[start]

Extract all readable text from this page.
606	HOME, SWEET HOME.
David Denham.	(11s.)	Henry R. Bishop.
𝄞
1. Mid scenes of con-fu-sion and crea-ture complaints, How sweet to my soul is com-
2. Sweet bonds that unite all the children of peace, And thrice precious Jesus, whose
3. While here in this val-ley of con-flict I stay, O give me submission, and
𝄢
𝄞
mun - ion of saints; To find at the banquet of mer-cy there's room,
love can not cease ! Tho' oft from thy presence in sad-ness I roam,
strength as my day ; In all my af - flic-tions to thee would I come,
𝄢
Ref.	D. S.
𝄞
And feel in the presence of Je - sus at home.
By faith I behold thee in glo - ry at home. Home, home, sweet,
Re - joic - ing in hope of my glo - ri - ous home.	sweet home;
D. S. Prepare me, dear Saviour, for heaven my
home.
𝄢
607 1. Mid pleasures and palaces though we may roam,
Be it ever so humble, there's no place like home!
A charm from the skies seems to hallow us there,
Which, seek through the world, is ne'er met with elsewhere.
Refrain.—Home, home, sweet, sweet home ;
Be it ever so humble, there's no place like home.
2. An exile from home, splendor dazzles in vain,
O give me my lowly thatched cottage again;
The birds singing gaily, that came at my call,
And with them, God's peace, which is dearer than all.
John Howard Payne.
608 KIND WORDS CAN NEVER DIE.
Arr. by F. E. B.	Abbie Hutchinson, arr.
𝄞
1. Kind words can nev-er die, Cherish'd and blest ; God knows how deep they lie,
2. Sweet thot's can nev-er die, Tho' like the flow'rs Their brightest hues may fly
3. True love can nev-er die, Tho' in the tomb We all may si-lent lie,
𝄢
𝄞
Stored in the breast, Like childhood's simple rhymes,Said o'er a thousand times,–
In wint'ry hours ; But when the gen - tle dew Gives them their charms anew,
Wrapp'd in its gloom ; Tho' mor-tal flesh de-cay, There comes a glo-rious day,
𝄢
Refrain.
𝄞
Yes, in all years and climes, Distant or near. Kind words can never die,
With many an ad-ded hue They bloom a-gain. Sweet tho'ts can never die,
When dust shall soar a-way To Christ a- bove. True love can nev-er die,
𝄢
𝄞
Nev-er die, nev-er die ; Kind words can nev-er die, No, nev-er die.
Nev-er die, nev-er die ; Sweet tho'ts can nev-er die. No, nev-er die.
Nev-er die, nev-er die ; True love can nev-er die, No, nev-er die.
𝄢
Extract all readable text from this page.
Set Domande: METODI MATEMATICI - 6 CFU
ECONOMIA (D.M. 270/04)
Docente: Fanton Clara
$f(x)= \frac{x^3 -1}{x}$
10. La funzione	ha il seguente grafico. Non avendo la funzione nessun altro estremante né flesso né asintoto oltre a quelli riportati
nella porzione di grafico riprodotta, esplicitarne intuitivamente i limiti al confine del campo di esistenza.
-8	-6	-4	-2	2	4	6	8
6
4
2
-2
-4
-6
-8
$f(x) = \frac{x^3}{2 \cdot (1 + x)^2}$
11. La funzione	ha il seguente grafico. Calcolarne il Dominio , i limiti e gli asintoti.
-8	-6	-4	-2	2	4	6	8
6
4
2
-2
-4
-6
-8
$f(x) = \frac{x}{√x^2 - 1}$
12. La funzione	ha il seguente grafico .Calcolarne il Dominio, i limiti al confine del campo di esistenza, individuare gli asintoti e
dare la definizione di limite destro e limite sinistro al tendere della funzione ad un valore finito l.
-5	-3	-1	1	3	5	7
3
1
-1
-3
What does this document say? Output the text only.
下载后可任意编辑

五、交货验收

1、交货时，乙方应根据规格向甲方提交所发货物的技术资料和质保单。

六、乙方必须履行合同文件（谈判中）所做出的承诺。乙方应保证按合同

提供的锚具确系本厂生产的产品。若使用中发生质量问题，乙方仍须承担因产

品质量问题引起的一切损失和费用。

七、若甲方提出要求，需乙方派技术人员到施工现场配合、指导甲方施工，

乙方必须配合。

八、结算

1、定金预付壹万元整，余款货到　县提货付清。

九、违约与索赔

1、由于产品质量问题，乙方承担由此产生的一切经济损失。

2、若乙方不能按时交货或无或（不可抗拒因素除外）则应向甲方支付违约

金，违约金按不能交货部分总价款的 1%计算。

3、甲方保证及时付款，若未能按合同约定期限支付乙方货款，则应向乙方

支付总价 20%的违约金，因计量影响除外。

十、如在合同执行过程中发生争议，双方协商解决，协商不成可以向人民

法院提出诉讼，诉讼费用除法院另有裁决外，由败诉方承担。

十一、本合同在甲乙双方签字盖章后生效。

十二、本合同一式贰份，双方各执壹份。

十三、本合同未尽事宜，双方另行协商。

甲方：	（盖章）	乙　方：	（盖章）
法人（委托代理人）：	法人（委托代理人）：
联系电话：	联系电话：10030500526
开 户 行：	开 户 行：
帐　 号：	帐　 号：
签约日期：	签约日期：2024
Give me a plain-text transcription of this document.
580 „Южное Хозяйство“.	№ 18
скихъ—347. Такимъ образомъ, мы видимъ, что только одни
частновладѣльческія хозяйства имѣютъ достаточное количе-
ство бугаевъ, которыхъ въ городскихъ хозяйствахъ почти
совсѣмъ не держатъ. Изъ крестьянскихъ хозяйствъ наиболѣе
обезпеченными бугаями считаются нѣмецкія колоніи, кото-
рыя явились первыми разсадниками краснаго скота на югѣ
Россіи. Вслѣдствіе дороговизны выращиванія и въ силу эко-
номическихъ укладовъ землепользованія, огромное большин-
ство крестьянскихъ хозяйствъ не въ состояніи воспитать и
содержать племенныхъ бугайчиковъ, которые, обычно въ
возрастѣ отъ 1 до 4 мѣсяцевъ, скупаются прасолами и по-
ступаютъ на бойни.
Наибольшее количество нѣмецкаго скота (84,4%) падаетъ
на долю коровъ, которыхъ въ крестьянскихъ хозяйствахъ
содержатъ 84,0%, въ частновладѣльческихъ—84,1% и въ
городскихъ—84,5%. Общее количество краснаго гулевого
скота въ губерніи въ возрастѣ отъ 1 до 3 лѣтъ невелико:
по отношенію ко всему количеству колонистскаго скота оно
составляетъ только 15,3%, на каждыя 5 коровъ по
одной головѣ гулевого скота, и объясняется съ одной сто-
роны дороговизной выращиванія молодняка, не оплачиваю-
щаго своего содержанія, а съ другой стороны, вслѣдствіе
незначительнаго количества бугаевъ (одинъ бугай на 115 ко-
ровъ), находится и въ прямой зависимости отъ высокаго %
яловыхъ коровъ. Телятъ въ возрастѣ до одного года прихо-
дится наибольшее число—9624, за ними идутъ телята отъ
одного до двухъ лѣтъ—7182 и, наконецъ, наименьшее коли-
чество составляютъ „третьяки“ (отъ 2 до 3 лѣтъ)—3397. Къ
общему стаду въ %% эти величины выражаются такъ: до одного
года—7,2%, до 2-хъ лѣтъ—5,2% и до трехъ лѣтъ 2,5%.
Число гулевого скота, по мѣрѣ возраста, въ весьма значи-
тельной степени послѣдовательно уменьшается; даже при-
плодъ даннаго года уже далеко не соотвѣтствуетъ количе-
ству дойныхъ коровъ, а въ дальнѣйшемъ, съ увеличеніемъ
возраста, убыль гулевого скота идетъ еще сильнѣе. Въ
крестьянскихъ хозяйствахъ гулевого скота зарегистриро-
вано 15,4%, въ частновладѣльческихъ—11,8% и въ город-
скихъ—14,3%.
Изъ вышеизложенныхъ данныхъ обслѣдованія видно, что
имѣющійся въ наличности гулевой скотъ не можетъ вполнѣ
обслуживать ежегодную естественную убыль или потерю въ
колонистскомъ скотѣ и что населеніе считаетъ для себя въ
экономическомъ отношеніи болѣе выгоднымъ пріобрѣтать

[end]

▸ **Aim**: Which lines in the records above contain the string "бугаевъ"? Copy each one.

▸ **Correct response**:
ство бугаевъ, которыхъ въ городскихъ хозяйствахъ почти
незначительнаго количества бугаевъ (одинъ бугай на 115 ко-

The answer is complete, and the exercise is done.